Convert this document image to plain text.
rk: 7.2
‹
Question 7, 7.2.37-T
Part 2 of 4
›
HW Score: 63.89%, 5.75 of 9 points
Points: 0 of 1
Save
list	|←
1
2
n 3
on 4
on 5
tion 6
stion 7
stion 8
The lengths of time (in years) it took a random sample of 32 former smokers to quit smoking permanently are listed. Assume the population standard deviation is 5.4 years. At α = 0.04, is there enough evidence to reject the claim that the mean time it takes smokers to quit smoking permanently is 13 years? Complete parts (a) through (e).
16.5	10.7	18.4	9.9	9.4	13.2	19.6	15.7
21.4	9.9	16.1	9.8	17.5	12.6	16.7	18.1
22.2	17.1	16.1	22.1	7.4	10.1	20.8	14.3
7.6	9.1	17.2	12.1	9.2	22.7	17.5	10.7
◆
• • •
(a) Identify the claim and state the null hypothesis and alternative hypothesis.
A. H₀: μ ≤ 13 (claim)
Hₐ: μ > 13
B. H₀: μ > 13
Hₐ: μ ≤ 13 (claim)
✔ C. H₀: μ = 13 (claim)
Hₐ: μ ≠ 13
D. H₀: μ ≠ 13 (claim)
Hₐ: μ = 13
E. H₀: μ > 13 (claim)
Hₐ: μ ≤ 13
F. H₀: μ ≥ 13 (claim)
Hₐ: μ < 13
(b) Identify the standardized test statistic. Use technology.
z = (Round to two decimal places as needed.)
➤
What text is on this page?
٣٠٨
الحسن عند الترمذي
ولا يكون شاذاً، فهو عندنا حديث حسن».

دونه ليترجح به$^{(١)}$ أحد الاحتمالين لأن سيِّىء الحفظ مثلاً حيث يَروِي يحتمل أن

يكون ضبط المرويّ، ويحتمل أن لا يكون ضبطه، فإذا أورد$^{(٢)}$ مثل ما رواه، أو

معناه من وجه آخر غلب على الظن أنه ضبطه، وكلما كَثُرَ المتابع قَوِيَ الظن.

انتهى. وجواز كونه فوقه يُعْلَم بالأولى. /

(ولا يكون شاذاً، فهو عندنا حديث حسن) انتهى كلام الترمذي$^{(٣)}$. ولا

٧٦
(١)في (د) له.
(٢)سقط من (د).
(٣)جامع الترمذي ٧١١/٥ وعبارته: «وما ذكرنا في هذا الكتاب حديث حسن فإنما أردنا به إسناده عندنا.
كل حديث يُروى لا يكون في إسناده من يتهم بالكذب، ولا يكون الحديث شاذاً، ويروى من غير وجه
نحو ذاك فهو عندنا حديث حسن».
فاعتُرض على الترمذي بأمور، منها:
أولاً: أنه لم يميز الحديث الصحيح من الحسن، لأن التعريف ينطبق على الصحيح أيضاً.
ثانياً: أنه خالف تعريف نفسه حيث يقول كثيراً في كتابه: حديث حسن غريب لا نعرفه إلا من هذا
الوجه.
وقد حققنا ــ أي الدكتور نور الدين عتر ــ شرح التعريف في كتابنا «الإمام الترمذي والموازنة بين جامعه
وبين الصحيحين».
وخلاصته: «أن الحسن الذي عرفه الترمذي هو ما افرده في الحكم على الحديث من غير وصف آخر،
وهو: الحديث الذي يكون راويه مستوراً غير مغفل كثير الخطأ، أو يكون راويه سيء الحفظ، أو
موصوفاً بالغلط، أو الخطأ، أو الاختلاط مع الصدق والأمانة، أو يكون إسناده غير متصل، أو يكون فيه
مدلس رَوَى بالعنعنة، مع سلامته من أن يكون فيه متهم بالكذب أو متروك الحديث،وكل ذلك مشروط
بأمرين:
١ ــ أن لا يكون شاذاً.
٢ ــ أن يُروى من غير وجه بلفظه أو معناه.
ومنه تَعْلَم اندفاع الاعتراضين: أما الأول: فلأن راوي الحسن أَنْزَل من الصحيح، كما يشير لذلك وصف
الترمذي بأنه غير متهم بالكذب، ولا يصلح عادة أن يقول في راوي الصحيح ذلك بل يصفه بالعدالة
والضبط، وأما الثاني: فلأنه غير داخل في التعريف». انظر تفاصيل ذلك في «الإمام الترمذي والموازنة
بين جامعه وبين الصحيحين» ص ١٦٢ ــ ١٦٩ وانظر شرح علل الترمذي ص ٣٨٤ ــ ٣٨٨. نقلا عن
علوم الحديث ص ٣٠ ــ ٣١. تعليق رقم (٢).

● **Problem description**
From the data above, copy out every line with the string "claim" in it.

● **Final result**
The lengths of time (in years) it took a random sample of 32 former smokers to quit smoking permanently are listed. Assume the population standard deviation is 5.4 years. At α = 0.04, is there enough evidence to reject the claim that the mean time it takes smokers to quit smoking permanently is 13 years? Complete parts (a) through (e).
(a) Identify the claim and state the null hypothesis and alternative hypothesis.
A. H₀: μ ≤ 13 (claim)
Hₐ: μ ≤ 13 (claim)
✔ C. H₀: μ = 13 (claim)
D. H₀: μ ≠ 13 (claim)
E. H₀: μ > 13 (claim)
F. H₀: μ ≥ 13 (claim)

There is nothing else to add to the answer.